-- Goal --
Copy nothing but the text: repeat each entry exactly and drop the images.

-- Recorded data --
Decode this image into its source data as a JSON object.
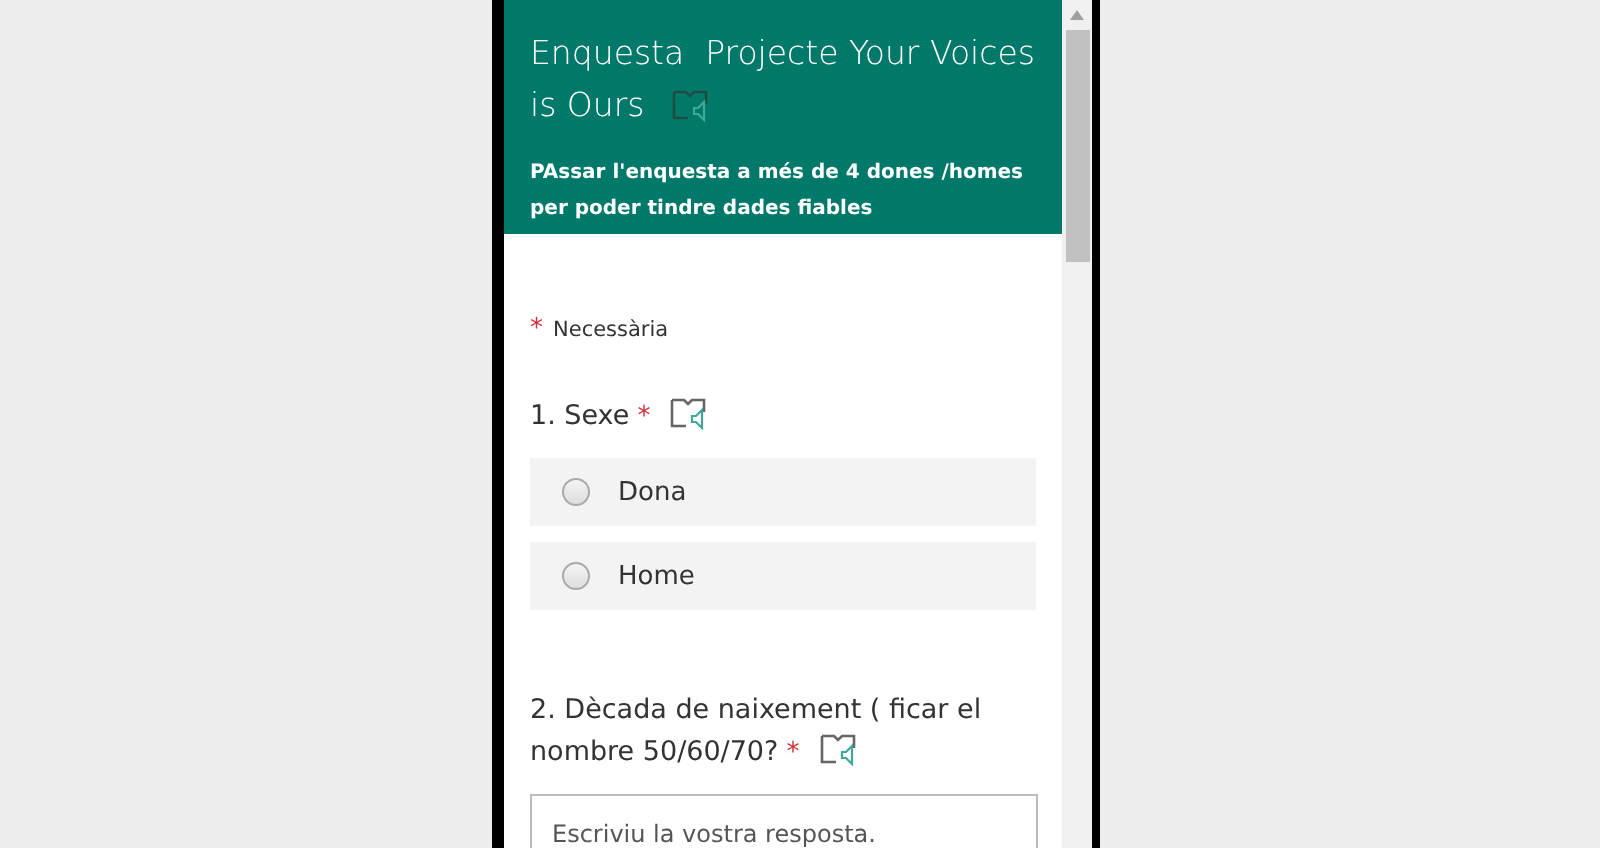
{
  "header": {
    "title": "Enquesta  Projecte Your Voices is Ours",
    "subtitle": "PAssar l'enquesta a més de 4 dones /homes per poder tindre dades fiables"
  },
  "required_note": {
    "mark": "*",
    "label": "Necessària"
  },
  "questions": [
    {
      "kind": "choice",
      "number": "1.",
      "text": "Sexe",
      "required": true,
      "options": [
        {
          "label": "Dona",
          "selected": false
        },
        {
          "label": "Home",
          "selected": false
        }
      ]
    },
    {
      "kind": "text",
      "number": "2.",
      "text": "Dècada de naixement ( ficar el nombre 50/60/70?",
      "required": true,
      "placeholder": "Escriviu la vostra resposta."
    }
  ]
}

-- Result below --
Decode this image into its source data as a JSON object.
{
  "header": {
    "title": "Enquesta  Projecte Your Voices is Ours",
    "subtitle": "PAssar l'enquesta a més de 4 dones /homes per poder tindre dades fiables"
  },
  "required_note": {
    "mark": "*",
    "label": "Necessària"
  },
  "questions": [
    {
      "kind": "choice",
      "number": "1.",
      "text": "Sexe",
      "required": true,
      "options": [
        {
          "label": "Dona",
          "selected": false
        },
        {
          "label": "Home",
          "selected": false
        }
      ]
    },
    {
      "kind": "text",
      "number": "2.",
      "text": "Dècada de naixement ( ficar el nombre 50/60/70?",
      "required": true,
      "placeholder": "Escriviu la vostra resposta."
    }
  ]
}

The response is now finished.